Records from a collection:
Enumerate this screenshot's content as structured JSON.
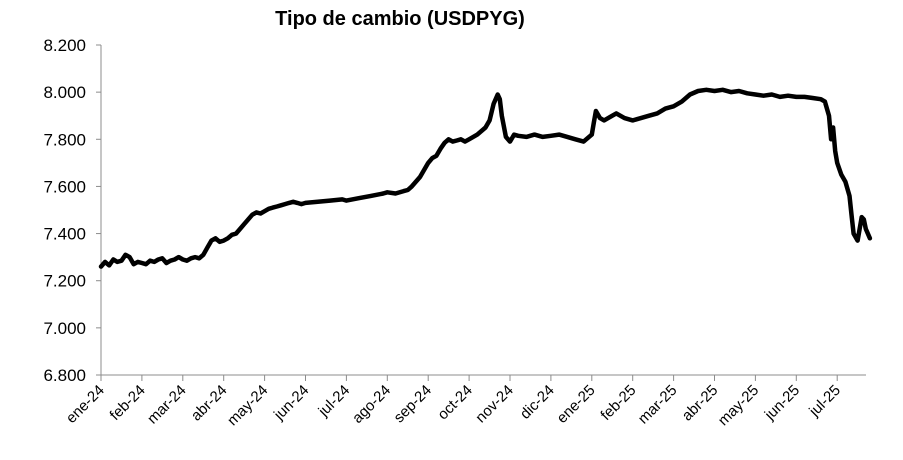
{
  "chart_data": {
    "type": "line",
    "title": "Tipo de cambio (USDPYG)",
    "xlabel": "",
    "ylabel": "",
    "ylim": [
      6800,
      8200
    ],
    "yticks": [
      6800,
      7000,
      7200,
      7400,
      7600,
      7800,
      8000,
      8200
    ],
    "ytick_labels": [
      "6.800",
      "7.000",
      "7.200",
      "7.400",
      "7.600",
      "7.800",
      "8.000",
      "8.200"
    ],
    "xticks": [
      "ene-24",
      "feb-24",
      "mar-24",
      "abr-24",
      "may-24",
      "jun-24",
      "jul-24",
      "ago-24",
      "sep-24",
      "oct-24",
      "nov-24",
      "dic-24",
      "ene-25",
      "feb-25",
      "mar-25",
      "abr-25",
      "may-25",
      "jun-25",
      "jul-25"
    ],
    "grid": false,
    "legend": "none",
    "series_color": "#000000",
    "series": [
      {
        "x": [
          0,
          0.1,
          0.2,
          0.3,
          0.4,
          0.5,
          0.6,
          0.7,
          0.8,
          0.9,
          1.0,
          1.1,
          1.2,
          1.3,
          1.4,
          1.5,
          1.6,
          1.7,
          1.8,
          1.9,
          2.0,
          2.1,
          2.2,
          2.3,
          2.4,
          2.5,
          2.6,
          2.7,
          2.8,
          2.9,
          3.0,
          3.1,
          3.2,
          3.3,
          3.4,
          3.5,
          3.6,
          3.7,
          3.8,
          3.9,
          4.0,
          4.1,
          4.2,
          4.3,
          4.4,
          4.5,
          4.6,
          4.7,
          4.8,
          4.9,
          5.0,
          5.3,
          5.6,
          5.9,
          6.0,
          6.3,
          6.6,
          6.9,
          7.0,
          7.2,
          7.4,
          7.5,
          7.6,
          7.8,
          8.0,
          8.1,
          8.2,
          8.3,
          8.4,
          8.5,
          8.6,
          8.7,
          8.8,
          8.9,
          9.0,
          9.2,
          9.4,
          9.5,
          9.6,
          9.7,
          9.75,
          9.8,
          9.9,
          10.0,
          10.1,
          10.2,
          10.4,
          10.6,
          10.8,
          11.0,
          11.2,
          11.4,
          11.6,
          11.8,
          12.0,
          12.05,
          12.1,
          12.2,
          12.3,
          12.4,
          12.5,
          12.6,
          12.8,
          13.0,
          13.2,
          13.4,
          13.6,
          13.8,
          14.0,
          14.2,
          14.4,
          14.6,
          14.8,
          15.0,
          15.2,
          15.4,
          15.6,
          15.8,
          16.0,
          16.2,
          16.4,
          16.6,
          16.8,
          17.0,
          17.2,
          17.4,
          17.6,
          17.7,
          17.8,
          17.85,
          17.9,
          17.95,
          18.0,
          18.1,
          18.2,
          18.3,
          18.35,
          18.4,
          18.5,
          18.6,
          18.65,
          18.7,
          18.8
        ],
        "values": [
          7260,
          7280,
          7265,
          7290,
          7280,
          7285,
          7310,
          7300,
          7270,
          7280,
          7275,
          7270,
          7285,
          7280,
          7290,
          7295,
          7275,
          7285,
          7290,
          7300,
          7290,
          7285,
          7295,
          7300,
          7295,
          7310,
          7340,
          7370,
          7380,
          7365,
          7370,
          7380,
          7395,
          7400,
          7420,
          7440,
          7460,
          7480,
          7490,
          7485,
          7495,
          7505,
          7510,
          7515,
          7520,
          7525,
          7530,
          7535,
          7530,
          7525,
          7530,
          7535,
          7540,
          7545,
          7540,
          7550,
          7560,
          7570,
          7575,
          7570,
          7580,
          7585,
          7600,
          7640,
          7700,
          7720,
          7730,
          7760,
          7785,
          7800,
          7790,
          7795,
          7800,
          7790,
          7800,
          7820,
          7850,
          7880,
          7950,
          7990,
          7970,
          7900,
          7810,
          7790,
          7820,
          7815,
          7810,
          7820,
          7810,
          7815,
          7820,
          7810,
          7800,
          7790,
          7820,
          7870,
          7920,
          7890,
          7880,
          7890,
          7900,
          7910,
          7890,
          7880,
          7890,
          7900,
          7910,
          7930,
          7940,
          7960,
          7990,
          8005,
          8010,
          8005,
          8010,
          8000,
          8005,
          7995,
          7990,
          7985,
          7990,
          7980,
          7985,
          7980,
          7980,
          7975,
          7970,
          7960,
          7900,
          7800,
          7850,
          7750,
          7700,
          7650,
          7620,
          7560,
          7480,
          7400,
          7370,
          7470,
          7460,
          7420,
          7380
        ]
      }
    ]
  }
}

Given task: Restate each of the entries above word for word and skip every image.

Correct answer:
Enumerate this screenshot's content as structured JSON.
{
  "chart_data": {
    "type": "line",
    "title": "Tipo de cambio (USDPYG)",
    "xlabel": "",
    "ylabel": "",
    "ylim": [
      6800,
      8200
    ],
    "yticks": [
      6800,
      7000,
      7200,
      7400,
      7600,
      7800,
      8000,
      8200
    ],
    "ytick_labels": [
      "6.800",
      "7.000",
      "7.200",
      "7.400",
      "7.600",
      "7.800",
      "8.000",
      "8.200"
    ],
    "xticks": [
      "ene-24",
      "feb-24",
      "mar-24",
      "abr-24",
      "may-24",
      "jun-24",
      "jul-24",
      "ago-24",
      "sep-24",
      "oct-24",
      "nov-24",
      "dic-24",
      "ene-25",
      "feb-25",
      "mar-25",
      "abr-25",
      "may-25",
      "jun-25",
      "jul-25"
    ],
    "grid": false,
    "legend": "none",
    "series_color": "#000000",
    "series": [
      {
        "x": [
          0,
          0.1,
          0.2,
          0.3,
          0.4,
          0.5,
          0.6,
          0.7,
          0.8,
          0.9,
          1.0,
          1.1,
          1.2,
          1.3,
          1.4,
          1.5,
          1.6,
          1.7,
          1.8,
          1.9,
          2.0,
          2.1,
          2.2,
          2.3,
          2.4,
          2.5,
          2.6,
          2.7,
          2.8,
          2.9,
          3.0,
          3.1,
          3.2,
          3.3,
          3.4,
          3.5,
          3.6,
          3.7,
          3.8,
          3.9,
          4.0,
          4.1,
          4.2,
          4.3,
          4.4,
          4.5,
          4.6,
          4.7,
          4.8,
          4.9,
          5.0,
          5.3,
          5.6,
          5.9,
          6.0,
          6.3,
          6.6,
          6.9,
          7.0,
          7.2,
          7.4,
          7.5,
          7.6,
          7.8,
          8.0,
          8.1,
          8.2,
          8.3,
          8.4,
          8.5,
          8.6,
          8.7,
          8.8,
          8.9,
          9.0,
          9.2,
          9.4,
          9.5,
          9.6,
          9.7,
          9.75,
          9.8,
          9.9,
          10.0,
          10.1,
          10.2,
          10.4,
          10.6,
          10.8,
          11.0,
          11.2,
          11.4,
          11.6,
          11.8,
          12.0,
          12.05,
          12.1,
          12.2,
          12.3,
          12.4,
          12.5,
          12.6,
          12.8,
          13.0,
          13.2,
          13.4,
          13.6,
          13.8,
          14.0,
          14.2,
          14.4,
          14.6,
          14.8,
          15.0,
          15.2,
          15.4,
          15.6,
          15.8,
          16.0,
          16.2,
          16.4,
          16.6,
          16.8,
          17.0,
          17.2,
          17.4,
          17.6,
          17.7,
          17.8,
          17.85,
          17.9,
          17.95,
          18.0,
          18.1,
          18.2,
          18.3,
          18.35,
          18.4,
          18.5,
          18.6,
          18.65,
          18.7,
          18.8
        ],
        "values": [
          7260,
          7280,
          7265,
          7290,
          7280,
          7285,
          7310,
          7300,
          7270,
          7280,
          7275,
          7270,
          7285,
          7280,
          7290,
          7295,
          7275,
          7285,
          7290,
          7300,
          7290,
          7285,
          7295,
          7300,
          7295,
          7310,
          7340,
          7370,
          7380,
          7365,
          7370,
          7380,
          7395,
          7400,
          7420,
          7440,
          7460,
          7480,
          7490,
          7485,
          7495,
          7505,
          7510,
          7515,
          7520,
          7525,
          7530,
          7535,
          7530,
          7525,
          7530,
          7535,
          7540,
          7545,
          7540,
          7550,
          7560,
          7570,
          7575,
          7570,
          7580,
          7585,
          7600,
          7640,
          7700,
          7720,
          7730,
          7760,
          7785,
          7800,
          7790,
          7795,
          7800,
          7790,
          7800,
          7820,
          7850,
          7880,
          7950,
          7990,
          7970,
          7900,
          7810,
          7790,
          7820,
          7815,
          7810,
          7820,
          7810,
          7815,
          7820,
          7810,
          7800,
          7790,
          7820,
          7870,
          7920,
          7890,
          7880,
          7890,
          7900,
          7910,
          7890,
          7880,
          7890,
          7900,
          7910,
          7930,
          7940,
          7960,
          7990,
          8005,
          8010,
          8005,
          8010,
          8000,
          8005,
          7995,
          7990,
          7985,
          7990,
          7980,
          7985,
          7980,
          7980,
          7975,
          7970,
          7960,
          7900,
          7800,
          7850,
          7750,
          7700,
          7650,
          7620,
          7560,
          7480,
          7400,
          7370,
          7470,
          7460,
          7420,
          7380
        ]
      }
    ]
  }
}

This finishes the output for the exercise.